Gather every line of the entries that includes the word "this".

==== Material to process

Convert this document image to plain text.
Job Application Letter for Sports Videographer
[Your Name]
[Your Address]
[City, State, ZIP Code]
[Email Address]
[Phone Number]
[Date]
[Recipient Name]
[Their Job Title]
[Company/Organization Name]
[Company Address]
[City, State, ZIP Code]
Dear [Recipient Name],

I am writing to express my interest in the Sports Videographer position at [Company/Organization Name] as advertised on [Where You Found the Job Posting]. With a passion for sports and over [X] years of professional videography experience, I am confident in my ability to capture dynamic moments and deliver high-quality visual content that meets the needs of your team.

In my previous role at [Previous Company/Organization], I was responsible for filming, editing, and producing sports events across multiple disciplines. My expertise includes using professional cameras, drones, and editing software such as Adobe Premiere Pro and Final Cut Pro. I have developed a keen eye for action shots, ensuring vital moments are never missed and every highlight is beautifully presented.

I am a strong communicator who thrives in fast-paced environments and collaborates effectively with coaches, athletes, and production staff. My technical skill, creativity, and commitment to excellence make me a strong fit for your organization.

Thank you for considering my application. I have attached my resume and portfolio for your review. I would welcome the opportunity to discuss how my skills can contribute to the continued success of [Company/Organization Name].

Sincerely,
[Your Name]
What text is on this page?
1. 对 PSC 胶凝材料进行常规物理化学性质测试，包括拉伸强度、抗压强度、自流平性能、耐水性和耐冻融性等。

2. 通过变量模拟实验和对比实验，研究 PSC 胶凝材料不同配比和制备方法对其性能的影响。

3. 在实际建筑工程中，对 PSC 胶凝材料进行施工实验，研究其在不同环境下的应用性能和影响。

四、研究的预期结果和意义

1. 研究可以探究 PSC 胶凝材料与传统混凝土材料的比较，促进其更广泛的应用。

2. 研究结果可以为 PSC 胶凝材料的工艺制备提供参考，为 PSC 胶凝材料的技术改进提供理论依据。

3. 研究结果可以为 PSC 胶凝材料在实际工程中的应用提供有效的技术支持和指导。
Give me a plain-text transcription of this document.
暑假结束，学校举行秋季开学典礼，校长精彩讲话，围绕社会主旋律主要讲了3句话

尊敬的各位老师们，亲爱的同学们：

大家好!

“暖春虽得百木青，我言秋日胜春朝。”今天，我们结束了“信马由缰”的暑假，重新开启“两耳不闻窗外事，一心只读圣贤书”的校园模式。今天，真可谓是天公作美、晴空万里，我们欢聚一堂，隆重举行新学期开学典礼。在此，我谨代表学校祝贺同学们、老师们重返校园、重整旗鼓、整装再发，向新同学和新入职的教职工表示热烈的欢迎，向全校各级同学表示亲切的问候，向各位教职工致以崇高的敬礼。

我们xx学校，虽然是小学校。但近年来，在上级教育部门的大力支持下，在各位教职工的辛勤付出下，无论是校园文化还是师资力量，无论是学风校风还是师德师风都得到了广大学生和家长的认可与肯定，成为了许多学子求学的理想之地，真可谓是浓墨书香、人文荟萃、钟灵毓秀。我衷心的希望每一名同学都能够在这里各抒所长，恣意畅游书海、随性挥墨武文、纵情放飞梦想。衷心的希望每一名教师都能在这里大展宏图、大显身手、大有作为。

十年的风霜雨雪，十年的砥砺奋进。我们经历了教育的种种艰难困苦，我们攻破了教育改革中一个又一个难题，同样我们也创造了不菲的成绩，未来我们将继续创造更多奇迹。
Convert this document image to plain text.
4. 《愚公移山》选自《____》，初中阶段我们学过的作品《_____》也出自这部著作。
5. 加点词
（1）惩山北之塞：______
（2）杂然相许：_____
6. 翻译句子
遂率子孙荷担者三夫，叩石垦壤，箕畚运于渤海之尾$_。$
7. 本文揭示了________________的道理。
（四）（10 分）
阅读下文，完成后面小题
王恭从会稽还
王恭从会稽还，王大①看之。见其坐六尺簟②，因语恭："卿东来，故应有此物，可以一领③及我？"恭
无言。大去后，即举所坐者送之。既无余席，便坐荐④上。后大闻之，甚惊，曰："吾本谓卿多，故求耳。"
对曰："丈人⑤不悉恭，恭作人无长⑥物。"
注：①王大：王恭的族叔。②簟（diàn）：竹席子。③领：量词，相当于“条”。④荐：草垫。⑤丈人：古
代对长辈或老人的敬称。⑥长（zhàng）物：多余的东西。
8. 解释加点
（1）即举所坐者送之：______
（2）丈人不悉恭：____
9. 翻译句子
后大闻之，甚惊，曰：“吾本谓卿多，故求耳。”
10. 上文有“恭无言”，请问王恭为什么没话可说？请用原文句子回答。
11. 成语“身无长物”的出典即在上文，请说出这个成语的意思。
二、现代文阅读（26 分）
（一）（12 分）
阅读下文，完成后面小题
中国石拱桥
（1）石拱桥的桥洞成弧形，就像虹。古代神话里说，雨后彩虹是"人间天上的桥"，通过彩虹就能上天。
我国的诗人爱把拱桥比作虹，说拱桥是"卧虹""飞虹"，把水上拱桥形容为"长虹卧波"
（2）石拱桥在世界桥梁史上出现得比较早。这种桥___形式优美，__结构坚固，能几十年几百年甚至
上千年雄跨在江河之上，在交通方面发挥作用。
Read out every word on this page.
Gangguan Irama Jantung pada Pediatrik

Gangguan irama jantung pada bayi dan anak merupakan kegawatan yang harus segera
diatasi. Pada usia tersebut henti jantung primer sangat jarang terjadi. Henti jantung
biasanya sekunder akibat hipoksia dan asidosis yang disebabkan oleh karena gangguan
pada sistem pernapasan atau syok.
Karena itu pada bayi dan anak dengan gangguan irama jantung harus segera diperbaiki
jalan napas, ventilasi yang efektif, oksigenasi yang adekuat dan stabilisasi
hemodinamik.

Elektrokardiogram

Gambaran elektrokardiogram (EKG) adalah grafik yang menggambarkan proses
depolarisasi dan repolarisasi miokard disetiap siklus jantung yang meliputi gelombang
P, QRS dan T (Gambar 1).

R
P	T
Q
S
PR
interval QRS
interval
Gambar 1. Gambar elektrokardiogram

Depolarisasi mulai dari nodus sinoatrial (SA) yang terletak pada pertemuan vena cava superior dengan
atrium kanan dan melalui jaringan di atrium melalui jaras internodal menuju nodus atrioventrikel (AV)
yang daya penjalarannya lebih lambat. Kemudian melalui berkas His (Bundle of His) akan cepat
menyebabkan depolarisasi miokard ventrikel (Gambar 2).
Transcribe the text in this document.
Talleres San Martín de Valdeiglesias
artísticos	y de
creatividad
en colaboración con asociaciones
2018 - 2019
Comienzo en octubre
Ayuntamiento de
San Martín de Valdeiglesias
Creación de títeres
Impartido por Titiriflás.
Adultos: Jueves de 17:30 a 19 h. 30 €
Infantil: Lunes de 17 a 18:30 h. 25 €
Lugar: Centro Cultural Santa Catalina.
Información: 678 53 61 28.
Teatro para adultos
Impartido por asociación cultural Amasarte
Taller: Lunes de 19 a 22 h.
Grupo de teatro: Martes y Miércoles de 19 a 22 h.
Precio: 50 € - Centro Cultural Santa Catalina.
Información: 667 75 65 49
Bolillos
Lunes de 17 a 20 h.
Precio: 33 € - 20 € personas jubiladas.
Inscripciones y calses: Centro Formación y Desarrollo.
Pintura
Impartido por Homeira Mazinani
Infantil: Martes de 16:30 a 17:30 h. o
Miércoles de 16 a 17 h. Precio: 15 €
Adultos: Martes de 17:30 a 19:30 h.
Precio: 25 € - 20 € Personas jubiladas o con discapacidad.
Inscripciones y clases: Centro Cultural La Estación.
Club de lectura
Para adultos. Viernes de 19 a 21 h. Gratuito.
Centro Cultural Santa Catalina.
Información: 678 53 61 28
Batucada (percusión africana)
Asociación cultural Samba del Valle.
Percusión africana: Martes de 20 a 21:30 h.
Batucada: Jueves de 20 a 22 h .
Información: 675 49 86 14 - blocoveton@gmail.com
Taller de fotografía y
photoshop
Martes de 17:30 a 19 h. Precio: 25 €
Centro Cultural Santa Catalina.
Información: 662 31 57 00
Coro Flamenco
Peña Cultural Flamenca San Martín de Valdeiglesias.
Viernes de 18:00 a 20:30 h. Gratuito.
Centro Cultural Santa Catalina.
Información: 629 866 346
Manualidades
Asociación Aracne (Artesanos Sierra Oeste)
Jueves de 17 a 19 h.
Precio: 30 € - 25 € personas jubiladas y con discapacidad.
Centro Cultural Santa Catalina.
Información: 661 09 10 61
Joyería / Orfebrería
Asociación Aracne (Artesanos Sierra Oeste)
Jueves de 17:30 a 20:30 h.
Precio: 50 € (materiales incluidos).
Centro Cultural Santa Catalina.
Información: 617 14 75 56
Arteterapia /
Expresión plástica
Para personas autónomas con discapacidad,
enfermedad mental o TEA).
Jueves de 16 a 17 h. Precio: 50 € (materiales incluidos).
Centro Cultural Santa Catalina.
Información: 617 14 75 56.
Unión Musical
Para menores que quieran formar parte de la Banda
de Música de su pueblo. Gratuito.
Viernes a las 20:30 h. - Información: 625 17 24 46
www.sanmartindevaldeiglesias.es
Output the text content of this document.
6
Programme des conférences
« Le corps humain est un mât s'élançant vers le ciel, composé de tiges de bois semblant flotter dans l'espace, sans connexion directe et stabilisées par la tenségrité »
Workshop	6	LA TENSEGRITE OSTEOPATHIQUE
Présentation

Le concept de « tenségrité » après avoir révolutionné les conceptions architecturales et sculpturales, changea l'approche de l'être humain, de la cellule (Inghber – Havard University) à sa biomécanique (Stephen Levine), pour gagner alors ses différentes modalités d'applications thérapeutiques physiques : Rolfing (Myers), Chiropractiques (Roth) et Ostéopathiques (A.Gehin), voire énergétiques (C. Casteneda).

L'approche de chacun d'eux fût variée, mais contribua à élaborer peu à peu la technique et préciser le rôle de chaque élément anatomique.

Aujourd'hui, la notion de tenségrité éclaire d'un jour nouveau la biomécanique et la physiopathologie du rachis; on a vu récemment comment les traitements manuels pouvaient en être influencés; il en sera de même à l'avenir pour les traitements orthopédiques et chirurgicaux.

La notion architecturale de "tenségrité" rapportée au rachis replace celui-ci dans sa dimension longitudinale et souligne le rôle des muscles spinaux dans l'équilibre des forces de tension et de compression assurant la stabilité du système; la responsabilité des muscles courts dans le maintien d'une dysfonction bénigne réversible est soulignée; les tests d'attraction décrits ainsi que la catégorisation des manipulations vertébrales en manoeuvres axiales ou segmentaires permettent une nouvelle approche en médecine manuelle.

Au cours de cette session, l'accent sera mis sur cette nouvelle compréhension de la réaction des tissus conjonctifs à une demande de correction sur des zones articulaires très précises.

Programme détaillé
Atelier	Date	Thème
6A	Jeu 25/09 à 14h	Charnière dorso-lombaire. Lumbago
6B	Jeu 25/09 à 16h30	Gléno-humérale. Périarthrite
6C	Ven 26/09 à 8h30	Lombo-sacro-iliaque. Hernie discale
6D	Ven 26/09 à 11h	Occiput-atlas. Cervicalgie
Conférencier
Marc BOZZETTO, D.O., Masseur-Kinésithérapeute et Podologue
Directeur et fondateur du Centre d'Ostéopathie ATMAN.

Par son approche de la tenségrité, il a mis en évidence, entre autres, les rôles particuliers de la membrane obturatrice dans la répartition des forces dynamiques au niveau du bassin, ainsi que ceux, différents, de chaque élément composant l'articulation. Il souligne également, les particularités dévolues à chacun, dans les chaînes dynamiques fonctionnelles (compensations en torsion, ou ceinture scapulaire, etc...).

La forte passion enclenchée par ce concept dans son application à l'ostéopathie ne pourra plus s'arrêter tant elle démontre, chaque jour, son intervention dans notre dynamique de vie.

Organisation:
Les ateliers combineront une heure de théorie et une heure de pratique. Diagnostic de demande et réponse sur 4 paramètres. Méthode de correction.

========

*Task solution*
Convert this document image to plain text.
What text is on this page?
Give me a plain-text transcription of this document.
Convert this document image to plain text.
Read out every word on this page.
Transcribe the text in this document.
Output the text content of this document.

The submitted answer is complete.